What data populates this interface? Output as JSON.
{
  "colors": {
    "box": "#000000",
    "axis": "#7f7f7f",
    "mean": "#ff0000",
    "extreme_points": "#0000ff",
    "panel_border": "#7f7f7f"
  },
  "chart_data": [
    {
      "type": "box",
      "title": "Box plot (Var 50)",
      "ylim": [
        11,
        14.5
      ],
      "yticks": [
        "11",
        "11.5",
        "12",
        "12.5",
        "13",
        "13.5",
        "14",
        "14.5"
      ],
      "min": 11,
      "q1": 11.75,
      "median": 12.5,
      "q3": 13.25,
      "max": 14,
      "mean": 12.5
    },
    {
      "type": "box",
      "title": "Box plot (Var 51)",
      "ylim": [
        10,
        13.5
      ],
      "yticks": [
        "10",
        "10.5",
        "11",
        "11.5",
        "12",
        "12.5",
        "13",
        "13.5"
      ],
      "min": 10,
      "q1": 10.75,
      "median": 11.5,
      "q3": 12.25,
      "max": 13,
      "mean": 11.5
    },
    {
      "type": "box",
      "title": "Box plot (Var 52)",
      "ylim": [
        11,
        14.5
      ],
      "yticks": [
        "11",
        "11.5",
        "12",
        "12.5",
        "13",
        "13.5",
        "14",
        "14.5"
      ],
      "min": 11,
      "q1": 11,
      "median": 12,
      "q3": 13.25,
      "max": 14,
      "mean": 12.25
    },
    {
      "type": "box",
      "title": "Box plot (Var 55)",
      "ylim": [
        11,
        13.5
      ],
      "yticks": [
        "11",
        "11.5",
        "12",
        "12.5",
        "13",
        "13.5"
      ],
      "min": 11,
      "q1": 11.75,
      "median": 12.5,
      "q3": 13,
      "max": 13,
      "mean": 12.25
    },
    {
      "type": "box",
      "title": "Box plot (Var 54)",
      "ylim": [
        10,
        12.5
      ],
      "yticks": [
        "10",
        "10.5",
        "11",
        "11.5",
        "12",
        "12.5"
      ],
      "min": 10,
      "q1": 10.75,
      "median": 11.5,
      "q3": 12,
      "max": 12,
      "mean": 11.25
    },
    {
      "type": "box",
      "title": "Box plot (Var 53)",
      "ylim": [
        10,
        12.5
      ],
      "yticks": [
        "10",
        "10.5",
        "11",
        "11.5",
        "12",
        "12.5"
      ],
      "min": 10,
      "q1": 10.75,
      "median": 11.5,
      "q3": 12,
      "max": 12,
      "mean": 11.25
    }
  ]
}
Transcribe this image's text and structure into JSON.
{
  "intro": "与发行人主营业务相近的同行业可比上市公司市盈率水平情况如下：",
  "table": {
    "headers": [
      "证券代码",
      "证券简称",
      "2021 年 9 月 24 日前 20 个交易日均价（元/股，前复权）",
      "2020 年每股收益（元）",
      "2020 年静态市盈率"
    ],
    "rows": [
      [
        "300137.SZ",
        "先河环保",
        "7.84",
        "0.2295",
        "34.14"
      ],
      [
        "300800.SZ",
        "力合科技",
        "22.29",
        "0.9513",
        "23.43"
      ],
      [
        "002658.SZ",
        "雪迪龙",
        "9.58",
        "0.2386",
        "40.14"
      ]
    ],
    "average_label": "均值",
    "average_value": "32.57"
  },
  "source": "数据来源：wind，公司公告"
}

▶ The exercise
Go through the records line by line and count those containing the string "plot". Give only the total.

▶ Result of this exercise
6